Material for this exercise:
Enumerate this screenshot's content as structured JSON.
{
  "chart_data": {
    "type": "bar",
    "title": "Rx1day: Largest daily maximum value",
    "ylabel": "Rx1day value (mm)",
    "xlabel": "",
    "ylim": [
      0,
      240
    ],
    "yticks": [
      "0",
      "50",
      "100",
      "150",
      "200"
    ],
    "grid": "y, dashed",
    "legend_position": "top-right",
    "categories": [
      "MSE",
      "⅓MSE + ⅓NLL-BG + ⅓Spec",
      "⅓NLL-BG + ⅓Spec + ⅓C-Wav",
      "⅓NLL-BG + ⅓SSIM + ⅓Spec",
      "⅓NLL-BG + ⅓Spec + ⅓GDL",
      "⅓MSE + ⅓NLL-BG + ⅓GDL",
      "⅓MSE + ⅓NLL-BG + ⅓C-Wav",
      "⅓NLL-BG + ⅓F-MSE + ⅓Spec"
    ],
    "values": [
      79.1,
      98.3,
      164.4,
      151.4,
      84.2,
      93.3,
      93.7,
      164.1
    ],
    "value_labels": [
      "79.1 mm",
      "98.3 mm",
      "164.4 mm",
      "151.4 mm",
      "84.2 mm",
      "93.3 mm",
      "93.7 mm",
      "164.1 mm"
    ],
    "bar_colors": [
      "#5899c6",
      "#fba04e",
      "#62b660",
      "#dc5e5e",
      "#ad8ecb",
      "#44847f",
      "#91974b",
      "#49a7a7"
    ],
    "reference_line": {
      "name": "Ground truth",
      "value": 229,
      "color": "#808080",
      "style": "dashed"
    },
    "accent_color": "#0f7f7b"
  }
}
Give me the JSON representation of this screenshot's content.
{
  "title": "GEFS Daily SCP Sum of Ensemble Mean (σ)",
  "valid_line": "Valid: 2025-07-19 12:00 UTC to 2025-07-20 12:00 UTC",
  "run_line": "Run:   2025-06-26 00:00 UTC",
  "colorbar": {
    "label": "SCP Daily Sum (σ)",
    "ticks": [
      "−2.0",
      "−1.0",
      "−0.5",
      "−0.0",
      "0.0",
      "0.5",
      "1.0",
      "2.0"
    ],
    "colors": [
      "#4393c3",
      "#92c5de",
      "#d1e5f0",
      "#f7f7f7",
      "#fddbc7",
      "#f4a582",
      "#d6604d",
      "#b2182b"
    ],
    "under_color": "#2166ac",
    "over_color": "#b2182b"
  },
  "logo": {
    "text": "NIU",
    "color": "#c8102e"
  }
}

The task: Track down every line with the word "⅓NLL" and copy it.

Correct result:
      "⅓MSE + ⅓NLL-BG + ⅓Spec",
      "⅓NLL-BG + ⅓Spec + ⅓C-Wav",
      "⅓NLL-BG + ⅓SSIM + ⅓Spec",
      "⅓NLL-BG + ⅓Spec + ⅓GDL",
      "⅓MSE + ⅓NLL-BG + ⅓GDL",
      "⅓MSE + ⅓NLL-BG + ⅓C-Wav",
      "⅓NLL-BG + ⅓F-MSE + ⅓Spec"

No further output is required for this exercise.